╭─ RECORDS PROVIDED

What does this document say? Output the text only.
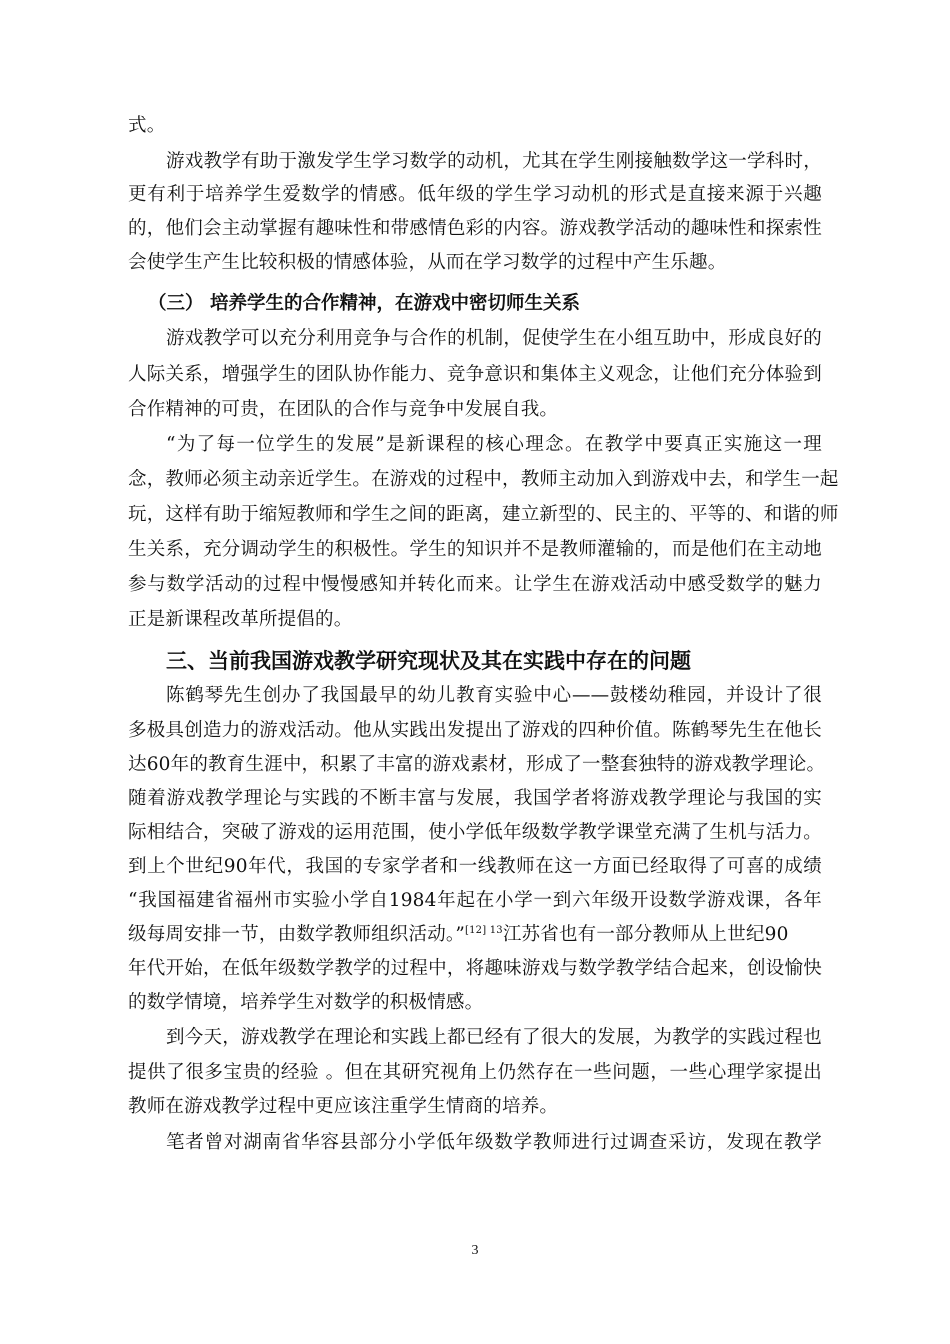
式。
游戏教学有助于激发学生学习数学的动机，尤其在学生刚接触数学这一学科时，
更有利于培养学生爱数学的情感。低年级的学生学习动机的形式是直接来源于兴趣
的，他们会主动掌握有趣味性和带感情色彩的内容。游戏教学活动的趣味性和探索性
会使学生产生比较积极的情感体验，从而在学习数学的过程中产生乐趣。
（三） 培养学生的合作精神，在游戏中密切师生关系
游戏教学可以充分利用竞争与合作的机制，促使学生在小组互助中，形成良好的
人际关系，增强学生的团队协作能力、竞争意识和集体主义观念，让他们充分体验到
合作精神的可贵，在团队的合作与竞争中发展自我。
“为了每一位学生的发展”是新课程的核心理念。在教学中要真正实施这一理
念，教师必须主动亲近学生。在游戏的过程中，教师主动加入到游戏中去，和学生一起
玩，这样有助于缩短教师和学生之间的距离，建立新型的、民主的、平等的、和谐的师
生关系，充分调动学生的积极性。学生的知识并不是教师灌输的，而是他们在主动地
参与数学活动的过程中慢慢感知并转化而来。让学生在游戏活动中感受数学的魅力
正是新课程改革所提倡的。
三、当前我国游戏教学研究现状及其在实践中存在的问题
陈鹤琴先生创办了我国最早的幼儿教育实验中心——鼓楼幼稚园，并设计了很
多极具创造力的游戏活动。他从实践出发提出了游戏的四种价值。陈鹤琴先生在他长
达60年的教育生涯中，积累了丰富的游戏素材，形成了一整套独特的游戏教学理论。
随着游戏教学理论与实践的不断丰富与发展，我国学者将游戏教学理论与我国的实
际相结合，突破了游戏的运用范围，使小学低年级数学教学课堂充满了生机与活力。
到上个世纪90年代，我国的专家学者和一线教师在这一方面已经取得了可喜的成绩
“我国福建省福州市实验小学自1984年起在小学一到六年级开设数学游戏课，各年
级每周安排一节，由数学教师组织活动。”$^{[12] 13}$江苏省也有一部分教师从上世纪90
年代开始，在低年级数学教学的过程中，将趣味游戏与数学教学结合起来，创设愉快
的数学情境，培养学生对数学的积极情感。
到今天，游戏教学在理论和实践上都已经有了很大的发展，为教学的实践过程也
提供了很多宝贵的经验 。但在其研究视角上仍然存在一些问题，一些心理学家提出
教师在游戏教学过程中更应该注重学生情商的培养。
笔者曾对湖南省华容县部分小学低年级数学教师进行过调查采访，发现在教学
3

╰─

### [WRITTEN TASK]
Keep the pictures out and write out the records exactly.

### [TASK RESULT]
What does this document say? Output the text only.
式。
游戏教学有助于激发学生学习数学的动机，尤其在学生刚接触数学这一学科时，
更有利于培养学生爱数学的情感。低年级的学生学习动机的形式是直接来源于兴趣
的，他们会主动掌握有趣味性和带感情色彩的内容。游戏教学活动的趣味性和探索性
会使学生产生比较积极的情感体验，从而在学习数学的过程中产生乐趣。
（三） 培养学生的合作精神，在游戏中密切师生关系
游戏教学可以充分利用竞争与合作的机制，促使学生在小组互助中，形成良好的
人际关系，增强学生的团队协作能力、竞争意识和集体主义观念，让他们充分体验到
合作精神的可贵，在团队的合作与竞争中发展自我。
“为了每一位学生的发展”是新课程的核心理念。在教学中要真正实施这一理
念，教师必须主动亲近学生。在游戏的过程中，教师主动加入到游戏中去，和学生一起
玩，这样有助于缩短教师和学生之间的距离，建立新型的、民主的、平等的、和谐的师
生关系，充分调动学生的积极性。学生的知识并不是教师灌输的，而是他们在主动地
参与数学活动的过程中慢慢感知并转化而来。让学生在游戏活动中感受数学的魅力
正是新课程改革所提倡的。
三、当前我国游戏教学研究现状及其在实践中存在的问题
陈鹤琴先生创办了我国最早的幼儿教育实验中心——鼓楼幼稚园，并设计了很
多极具创造力的游戏活动。他从实践出发提出了游戏的四种价值。陈鹤琴先生在他长
达60年的教育生涯中，积累了丰富的游戏素材，形成了一整套独特的游戏教学理论。
随着游戏教学理论与实践的不断丰富与发展，我国学者将游戏教学理论与我国的实
际相结合，突破了游戏的运用范围，使小学低年级数学教学课堂充满了生机与活力。
到上个世纪90年代，我国的专家学者和一线教师在这一方面已经取得了可喜的成绩
“我国福建省福州市实验小学自1984年起在小学一到六年级开设数学游戏课，各年
级每周安排一节，由数学教师组织活动。”$^{[12] 13}$江苏省也有一部分教师从上世纪90
年代开始，在低年级数学教学的过程中，将趣味游戏与数学教学结合起来，创设愉快
的数学情境，培养学生对数学的积极情感。
到今天，游戏教学在理论和实践上都已经有了很大的发展，为教学的实践过程也
提供了很多宝贵的经验 。但在其研究视角上仍然存在一些问题，一些心理学家提出
教师在游戏教学过程中更应该注重学生情商的培养。
笔者曾对湖南省华容县部分小学低年级数学教师进行过调查采访，发现在教学
3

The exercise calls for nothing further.